## WHAT TO DO
Check each line of the listing below for the string "screenshot", and give only how many lines hold it.

## RECORDED INFORMATION
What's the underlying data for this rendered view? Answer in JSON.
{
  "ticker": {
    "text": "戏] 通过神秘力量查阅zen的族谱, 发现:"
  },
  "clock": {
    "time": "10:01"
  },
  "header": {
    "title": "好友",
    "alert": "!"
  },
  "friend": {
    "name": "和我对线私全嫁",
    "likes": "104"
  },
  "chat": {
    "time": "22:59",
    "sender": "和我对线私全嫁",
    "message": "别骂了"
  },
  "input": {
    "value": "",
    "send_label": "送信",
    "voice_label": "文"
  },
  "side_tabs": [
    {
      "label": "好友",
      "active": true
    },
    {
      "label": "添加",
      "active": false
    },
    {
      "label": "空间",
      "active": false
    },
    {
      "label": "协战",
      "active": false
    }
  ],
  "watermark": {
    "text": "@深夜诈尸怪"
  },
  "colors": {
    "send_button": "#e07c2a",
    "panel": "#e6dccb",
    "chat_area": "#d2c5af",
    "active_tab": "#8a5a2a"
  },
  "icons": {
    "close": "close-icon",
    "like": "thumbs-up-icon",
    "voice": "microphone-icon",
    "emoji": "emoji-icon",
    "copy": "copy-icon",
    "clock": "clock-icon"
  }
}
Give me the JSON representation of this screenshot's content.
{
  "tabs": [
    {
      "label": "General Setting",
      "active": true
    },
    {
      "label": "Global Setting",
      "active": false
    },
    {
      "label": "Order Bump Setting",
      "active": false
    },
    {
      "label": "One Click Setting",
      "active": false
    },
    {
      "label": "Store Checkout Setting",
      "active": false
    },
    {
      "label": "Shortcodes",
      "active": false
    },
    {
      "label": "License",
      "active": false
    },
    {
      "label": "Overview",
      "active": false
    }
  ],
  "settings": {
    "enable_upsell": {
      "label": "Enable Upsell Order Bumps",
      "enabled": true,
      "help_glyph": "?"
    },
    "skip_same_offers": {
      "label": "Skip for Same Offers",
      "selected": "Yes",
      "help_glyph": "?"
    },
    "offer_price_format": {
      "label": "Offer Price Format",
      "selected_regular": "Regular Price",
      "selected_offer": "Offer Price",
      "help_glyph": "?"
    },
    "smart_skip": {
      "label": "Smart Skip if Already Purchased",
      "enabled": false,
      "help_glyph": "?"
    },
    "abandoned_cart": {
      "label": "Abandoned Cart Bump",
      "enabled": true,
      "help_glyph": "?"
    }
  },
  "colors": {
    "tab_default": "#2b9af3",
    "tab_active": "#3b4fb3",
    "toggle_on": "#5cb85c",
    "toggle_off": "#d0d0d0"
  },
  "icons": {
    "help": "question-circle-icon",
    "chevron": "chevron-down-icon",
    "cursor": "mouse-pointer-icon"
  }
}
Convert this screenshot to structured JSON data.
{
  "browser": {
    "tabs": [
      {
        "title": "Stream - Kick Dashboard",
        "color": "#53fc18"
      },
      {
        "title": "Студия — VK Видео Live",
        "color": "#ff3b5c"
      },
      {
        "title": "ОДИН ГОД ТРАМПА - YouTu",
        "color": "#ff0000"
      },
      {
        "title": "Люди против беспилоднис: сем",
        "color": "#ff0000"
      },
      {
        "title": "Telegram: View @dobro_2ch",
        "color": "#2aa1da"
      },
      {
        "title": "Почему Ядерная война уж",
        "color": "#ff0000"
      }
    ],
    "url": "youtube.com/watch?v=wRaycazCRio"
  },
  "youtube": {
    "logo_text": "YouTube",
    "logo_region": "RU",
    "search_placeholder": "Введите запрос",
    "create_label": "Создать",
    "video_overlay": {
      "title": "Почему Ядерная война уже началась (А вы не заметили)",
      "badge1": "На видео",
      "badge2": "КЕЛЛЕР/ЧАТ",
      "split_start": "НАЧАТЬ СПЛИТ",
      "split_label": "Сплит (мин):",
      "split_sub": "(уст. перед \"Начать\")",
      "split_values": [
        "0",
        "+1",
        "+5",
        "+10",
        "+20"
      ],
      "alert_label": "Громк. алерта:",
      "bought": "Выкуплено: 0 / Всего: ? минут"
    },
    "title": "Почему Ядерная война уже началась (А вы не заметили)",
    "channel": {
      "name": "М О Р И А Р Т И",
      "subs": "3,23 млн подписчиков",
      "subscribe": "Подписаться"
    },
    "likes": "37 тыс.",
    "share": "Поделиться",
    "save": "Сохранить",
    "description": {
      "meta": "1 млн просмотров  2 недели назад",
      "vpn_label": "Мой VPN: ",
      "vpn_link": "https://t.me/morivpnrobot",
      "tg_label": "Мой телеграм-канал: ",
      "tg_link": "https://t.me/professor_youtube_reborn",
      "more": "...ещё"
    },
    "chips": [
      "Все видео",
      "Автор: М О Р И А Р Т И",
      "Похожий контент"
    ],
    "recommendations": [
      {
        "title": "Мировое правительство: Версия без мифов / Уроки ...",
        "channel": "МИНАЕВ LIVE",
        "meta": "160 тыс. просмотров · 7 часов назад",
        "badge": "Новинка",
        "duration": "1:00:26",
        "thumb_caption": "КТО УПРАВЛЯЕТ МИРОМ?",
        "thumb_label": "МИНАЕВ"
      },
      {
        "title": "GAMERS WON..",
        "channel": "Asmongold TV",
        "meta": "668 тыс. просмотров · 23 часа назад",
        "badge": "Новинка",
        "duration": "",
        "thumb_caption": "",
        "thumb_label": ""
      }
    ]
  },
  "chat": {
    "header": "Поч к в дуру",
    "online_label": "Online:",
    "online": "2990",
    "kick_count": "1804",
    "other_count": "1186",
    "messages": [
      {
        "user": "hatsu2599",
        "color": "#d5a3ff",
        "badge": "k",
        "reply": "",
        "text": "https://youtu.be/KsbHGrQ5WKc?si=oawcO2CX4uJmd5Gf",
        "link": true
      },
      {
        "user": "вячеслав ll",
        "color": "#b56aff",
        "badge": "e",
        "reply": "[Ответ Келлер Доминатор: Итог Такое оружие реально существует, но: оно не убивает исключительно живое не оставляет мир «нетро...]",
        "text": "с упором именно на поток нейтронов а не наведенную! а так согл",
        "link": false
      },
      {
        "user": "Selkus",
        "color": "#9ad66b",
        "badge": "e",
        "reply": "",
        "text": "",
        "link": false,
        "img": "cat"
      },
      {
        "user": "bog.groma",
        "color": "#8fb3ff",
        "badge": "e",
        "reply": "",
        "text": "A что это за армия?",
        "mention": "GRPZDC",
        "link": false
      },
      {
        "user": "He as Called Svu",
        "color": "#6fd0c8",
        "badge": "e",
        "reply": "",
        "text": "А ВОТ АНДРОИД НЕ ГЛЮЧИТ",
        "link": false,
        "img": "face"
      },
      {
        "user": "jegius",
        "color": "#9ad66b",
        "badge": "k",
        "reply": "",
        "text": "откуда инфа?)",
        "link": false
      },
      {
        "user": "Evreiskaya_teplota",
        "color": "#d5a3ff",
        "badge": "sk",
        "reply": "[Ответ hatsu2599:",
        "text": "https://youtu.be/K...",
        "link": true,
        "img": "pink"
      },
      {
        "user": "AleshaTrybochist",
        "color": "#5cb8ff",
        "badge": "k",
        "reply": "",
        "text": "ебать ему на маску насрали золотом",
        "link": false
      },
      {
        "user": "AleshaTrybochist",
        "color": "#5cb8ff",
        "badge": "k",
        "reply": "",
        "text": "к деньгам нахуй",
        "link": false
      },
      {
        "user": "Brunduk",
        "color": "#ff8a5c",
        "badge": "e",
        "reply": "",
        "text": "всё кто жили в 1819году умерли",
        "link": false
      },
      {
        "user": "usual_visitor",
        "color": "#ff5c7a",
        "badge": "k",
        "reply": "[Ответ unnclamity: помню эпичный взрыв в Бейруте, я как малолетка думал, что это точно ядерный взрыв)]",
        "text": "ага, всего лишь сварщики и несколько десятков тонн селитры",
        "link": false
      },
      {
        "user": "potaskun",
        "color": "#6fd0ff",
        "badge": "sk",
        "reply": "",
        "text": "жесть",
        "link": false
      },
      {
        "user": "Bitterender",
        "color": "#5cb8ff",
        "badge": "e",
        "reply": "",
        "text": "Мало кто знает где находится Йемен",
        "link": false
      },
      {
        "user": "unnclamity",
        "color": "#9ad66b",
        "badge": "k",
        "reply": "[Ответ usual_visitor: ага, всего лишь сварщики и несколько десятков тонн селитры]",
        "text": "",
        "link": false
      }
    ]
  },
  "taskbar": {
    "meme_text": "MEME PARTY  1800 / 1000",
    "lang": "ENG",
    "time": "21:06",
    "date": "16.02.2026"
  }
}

## COMPLETE RESPONSE
2